■ Written problem ■
Copy out all the data, word for word.

Items listed in a dataset
◆ ◆ ◆ ◆ ◆ ◆ ◆

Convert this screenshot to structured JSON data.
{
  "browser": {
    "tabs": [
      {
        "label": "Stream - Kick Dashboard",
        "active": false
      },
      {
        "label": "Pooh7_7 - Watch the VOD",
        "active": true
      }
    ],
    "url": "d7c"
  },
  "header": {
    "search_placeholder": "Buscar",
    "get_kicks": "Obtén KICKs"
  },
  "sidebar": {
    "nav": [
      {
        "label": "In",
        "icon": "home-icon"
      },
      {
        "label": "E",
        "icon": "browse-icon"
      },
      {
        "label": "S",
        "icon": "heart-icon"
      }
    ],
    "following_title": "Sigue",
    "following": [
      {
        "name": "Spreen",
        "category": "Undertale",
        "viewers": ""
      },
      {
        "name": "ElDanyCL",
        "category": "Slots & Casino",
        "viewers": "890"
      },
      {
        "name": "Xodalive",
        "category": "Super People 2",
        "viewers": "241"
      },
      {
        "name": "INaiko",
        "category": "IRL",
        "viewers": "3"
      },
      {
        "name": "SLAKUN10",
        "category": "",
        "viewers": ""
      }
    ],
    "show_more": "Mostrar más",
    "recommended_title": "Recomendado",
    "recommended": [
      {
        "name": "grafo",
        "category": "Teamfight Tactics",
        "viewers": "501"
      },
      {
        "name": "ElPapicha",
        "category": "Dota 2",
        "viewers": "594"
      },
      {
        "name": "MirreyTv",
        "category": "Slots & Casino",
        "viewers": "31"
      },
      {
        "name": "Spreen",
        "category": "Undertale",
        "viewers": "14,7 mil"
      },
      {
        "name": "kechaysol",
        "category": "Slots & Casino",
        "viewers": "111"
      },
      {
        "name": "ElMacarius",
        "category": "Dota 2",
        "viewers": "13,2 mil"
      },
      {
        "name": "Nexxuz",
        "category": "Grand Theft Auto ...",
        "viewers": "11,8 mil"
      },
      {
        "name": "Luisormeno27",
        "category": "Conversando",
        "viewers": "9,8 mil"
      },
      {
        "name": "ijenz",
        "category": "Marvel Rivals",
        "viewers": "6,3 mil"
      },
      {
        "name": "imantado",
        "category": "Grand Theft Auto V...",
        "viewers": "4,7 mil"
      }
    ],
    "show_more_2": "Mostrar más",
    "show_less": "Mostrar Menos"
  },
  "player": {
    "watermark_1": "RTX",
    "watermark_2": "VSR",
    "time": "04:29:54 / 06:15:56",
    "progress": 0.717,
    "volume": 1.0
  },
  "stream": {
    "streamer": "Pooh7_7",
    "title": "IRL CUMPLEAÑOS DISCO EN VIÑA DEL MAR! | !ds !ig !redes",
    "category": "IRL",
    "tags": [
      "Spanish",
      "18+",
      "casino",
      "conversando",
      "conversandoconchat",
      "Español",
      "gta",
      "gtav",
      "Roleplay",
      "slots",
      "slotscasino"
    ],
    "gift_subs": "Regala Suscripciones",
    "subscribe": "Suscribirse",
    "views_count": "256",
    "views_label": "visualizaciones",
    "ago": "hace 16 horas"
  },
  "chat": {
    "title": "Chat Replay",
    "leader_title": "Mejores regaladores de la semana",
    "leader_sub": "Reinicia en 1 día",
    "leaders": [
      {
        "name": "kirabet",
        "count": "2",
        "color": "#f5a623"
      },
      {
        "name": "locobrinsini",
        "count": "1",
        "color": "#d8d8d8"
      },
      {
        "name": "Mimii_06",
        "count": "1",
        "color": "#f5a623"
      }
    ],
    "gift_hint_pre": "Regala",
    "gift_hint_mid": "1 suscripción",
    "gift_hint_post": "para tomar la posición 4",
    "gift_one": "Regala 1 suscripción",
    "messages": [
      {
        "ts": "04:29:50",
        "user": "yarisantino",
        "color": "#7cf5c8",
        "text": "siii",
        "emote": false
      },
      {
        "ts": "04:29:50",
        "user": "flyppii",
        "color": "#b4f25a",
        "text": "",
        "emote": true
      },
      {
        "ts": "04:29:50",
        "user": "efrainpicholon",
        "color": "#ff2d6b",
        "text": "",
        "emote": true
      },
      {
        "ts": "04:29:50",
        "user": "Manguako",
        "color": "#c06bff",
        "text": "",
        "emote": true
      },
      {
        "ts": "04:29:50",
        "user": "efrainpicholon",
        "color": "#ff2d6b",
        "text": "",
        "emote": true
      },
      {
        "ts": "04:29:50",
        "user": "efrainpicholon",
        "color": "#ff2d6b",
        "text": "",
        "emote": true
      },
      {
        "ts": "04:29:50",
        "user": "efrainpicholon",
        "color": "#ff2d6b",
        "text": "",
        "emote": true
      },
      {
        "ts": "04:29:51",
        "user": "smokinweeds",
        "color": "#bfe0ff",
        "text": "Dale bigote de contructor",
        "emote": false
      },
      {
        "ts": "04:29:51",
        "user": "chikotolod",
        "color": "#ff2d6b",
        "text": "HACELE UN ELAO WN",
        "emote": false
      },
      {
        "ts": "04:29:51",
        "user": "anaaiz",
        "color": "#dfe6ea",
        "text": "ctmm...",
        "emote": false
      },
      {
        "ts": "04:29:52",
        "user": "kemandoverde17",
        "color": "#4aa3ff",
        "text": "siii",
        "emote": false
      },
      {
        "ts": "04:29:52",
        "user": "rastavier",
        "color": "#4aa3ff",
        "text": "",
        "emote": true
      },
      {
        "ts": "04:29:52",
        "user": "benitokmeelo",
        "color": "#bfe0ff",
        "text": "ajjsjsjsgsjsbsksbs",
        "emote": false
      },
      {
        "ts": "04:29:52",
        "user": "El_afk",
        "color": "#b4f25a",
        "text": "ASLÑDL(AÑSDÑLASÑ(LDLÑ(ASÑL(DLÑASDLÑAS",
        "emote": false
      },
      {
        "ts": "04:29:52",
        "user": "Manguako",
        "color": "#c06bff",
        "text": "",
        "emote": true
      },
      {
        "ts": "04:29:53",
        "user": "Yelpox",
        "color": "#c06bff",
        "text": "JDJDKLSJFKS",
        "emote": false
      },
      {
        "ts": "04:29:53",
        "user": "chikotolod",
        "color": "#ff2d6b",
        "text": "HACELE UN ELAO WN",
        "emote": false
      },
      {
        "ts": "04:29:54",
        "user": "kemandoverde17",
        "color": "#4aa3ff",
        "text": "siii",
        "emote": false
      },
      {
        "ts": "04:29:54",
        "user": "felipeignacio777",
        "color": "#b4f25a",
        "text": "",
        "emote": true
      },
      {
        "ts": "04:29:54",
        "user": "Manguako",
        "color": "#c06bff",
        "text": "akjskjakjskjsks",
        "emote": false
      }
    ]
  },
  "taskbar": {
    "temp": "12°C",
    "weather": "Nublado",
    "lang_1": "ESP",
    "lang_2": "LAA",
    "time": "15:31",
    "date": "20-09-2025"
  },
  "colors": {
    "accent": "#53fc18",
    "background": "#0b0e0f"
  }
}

◆ ◆ ◆ ◆ ◆ ◆ ◆

■ Solution ■
Convert this screenshot to structured JSON data.
{
  "browser": {
    "tabs": [
      {
        "label": "Stream - Kick Dashboard",
        "active": false
      },
      {
        "label": "Pooh7_7 - Watch the VOD",
        "active": true
      }
    ],
    "url": "d7c"
  },
  "header": {
    "search_placeholder": "Buscar",
    "get_kicks": "Obtén KICKs"
  },
  "sidebar": {
    "nav": [
      {
        "label": "In",
        "icon": "home-icon"
      },
      {
        "label": "E",
        "icon": "browse-icon"
      },
      {
        "label": "S",
        "icon": "heart-icon"
      }
    ],
    "following_title": "Sigue",
    "following": [
      {
        "name": "Spreen",
        "category": "Undertale",
        "viewers": ""
      },
      {
        "name": "ElDanyCL",
        "category": "Slots & Casino",
        "viewers": "890"
      },
      {
        "name": "Xodalive",
        "category": "Super People 2",
        "viewers": "241"
      },
      {
        "name": "INaiko",
        "category": "IRL",
        "viewers": "3"
      },
      {
        "name": "SLAKUN10",
        "category": "",
        "viewers": ""
      }
    ],
    "show_more": "Mostrar más",
    "recommended_title": "Recomendado",
    "recommended": [
      {
        "name": "grafo",
        "category": "Teamfight Tactics",
        "viewers": "501"
      },
      {
        "name": "ElPapicha",
        "category": "Dota 2",
        "viewers": "594"
      },
      {
        "name": "MirreyTv",
        "category": "Slots & Casino",
        "viewers": "31"
      },
      {
        "name": "Spreen",
        "category": "Undertale",
        "viewers": "14,7 mil"
      },
      {
        "name": "kechaysol",
        "category": "Slots & Casino",
        "viewers": "111"
      },
      {
        "name": "ElMacarius",
        "category": "Dota 2",
        "viewers": "13,2 mil"
      },
      {
        "name": "Nexxuz",
        "category": "Grand Theft Auto ...",
        "viewers": "11,8 mil"
      },
      {
        "name": "Luisormeno27",
        "category": "Conversando",
        "viewers": "9,8 mil"
      },
      {
        "name": "ijenz",
        "category": "Marvel Rivals",
        "viewers": "6,3 mil"
      },
      {
        "name": "imantado",
        "category": "Grand Theft Auto V...",
        "viewers": "4,7 mil"
      }
    ],
    "show_more_2": "Mostrar más",
    "show_less": "Mostrar Menos"
  },
  "player": {
    "watermark_1": "RTX",
    "watermark_2": "VSR",
    "time": "04:29:54 / 06:15:56",
    "progress": 0.717,
    "volume": 1.0
  },
  "stream": {
    "streamer": "Pooh7_7",
    "title": "IRL CUMPLEAÑOS DISCO EN VIÑA DEL MAR! | !ds !ig !redes",
    "category": "IRL",
    "tags": [
      "Spanish",
      "18+",
      "casino",
      "conversando",
      "conversandoconchat",
      "Español",
      "gta",
      "gtav",
      "Roleplay",
      "slots",
      "slotscasino"
    ],
    "gift_subs": "Regala Suscripciones",
    "subscribe": "Suscribirse",
    "views_count": "256",
    "views_label": "visualizaciones",
    "ago": "hace 16 horas"
  },
  "chat": {
    "title": "Chat Replay",
    "leader_title": "Mejores regaladores de la semana",
    "leader_sub": "Reinicia en 1 día",
    "leaders": [
      {
        "name": "kirabet",
        "count": "2",
        "color": "#f5a623"
      },
      {
        "name": "locobrinsini",
        "count": "1",
        "color": "#d8d8d8"
      },
      {
        "name": "Mimii_06",
        "count": "1",
        "color": "#f5a623"
      }
    ],
    "gift_hint_pre": "Regala",
    "gift_hint_mid": "1 suscripción",
    "gift_hint_post": "para tomar la posición 4",
    "gift_one": "Regala 1 suscripción",
    "messages": [
      {
        "ts": "04:29:50",
        "user": "yarisantino",
        "color": "#7cf5c8",
        "text": "siii",
        "emote": false
      },
      {
        "ts": "04:29:50",
        "user": "flyppii",
        "color": "#b4f25a",
        "text": "",
        "emote": true
      },
      {
        "ts": "04:29:50",
        "user": "efrainpicholon",
        "color": "#ff2d6b",
        "text": "",
        "emote": true
      },
      {
        "ts": "04:29:50",
        "user": "Manguako",
        "color": "#c06bff",
        "text": "",
        "emote": true
      },
      {
        "ts": "04:29:50",
        "user": "efrainpicholon",
        "color": "#ff2d6b",
        "text": "",
        "emote": true
      },
      {
        "ts": "04:29:50",
        "user": "efrainpicholon",
        "color": "#ff2d6b",
        "text": "",
        "emote": true
      },
      {
        "ts": "04:29:50",
        "user": "efrainpicholon",
        "color": "#ff2d6b",
        "text": "",
        "emote": true
      },
      {
        "ts": "04:29:51",
        "user": "smokinweeds",
        "color": "#bfe0ff",
        "text": "Dale bigote de contructor",
        "emote": false
      },
      {
        "ts": "04:29:51",
        "user": "chikotolod",
        "color": "#ff2d6b",
        "text": "HACELE UN ELAO WN",
        "emote": false
      },
      {
        "ts": "04:29:51",
        "user": "anaaiz",
        "color": "#dfe6ea",
        "text": "ctmm...",
        "emote": false
      },
      {
        "ts": "04:29:52",
        "user": "kemandoverde17",
        "color": "#4aa3ff",
        "text": "siii",
        "emote": false
      },
      {
        "ts": "04:29:52",
        "user": "rastavier",
        "color": "#4aa3ff",
        "text": "",
        "emote": true
      },
      {
        "ts": "04:29:52",
        "user": "benitokmeelo",
        "color": "#bfe0ff",
        "text": "ajjsjsjsgsjsbsksbs",
        "emote": false
      },
      {
        "ts": "04:29:52",
        "user": "El_afk",
        "color": "#b4f25a",
        "text": "ASLÑDL(AÑSDÑLASÑ(LDLÑ(ASÑL(DLÑASDLÑAS",
        "emote": false
      },
      {
        "ts": "04:29:52",
        "user": "Manguako",
        "color": "#c06bff",
        "text": "",
        "emote": true
      },
      {
        "ts": "04:29:53",
        "user": "Yelpox",
        "color": "#c06bff",
        "text": "JDJDKLSJFKS",
        "emote": false
      },
      {
        "ts": "04:29:53",
        "user": "chikotolod",
        "color": "#ff2d6b",
        "text": "HACELE UN ELAO WN",
        "emote": false
      },
      {
        "ts": "04:29:54",
        "user": "kemandoverde17",
        "color": "#4aa3ff",
        "text": "siii",
        "emote": false
      },
      {
        "ts": "04:29:54",
        "user": "felipeignacio777",
        "color": "#b4f25a",
        "text": "",
        "emote": true
      },
      {
        "ts": "04:29:54",
        "user": "Manguako",
        "color": "#c06bff",
        "text": "akjskjakjskjsks",
        "emote": false
      }
    ]
  },
  "taskbar": {
    "temp": "12°C",
    "weather": "Nublado",
    "lang_1": "ESP",
    "lang_2": "LAA",
    "time": "15:31",
    "date": "20-09-2025"
  },
  "colors": {
    "accent": "#53fc18",
    "background": "#0b0e0f"
  }
}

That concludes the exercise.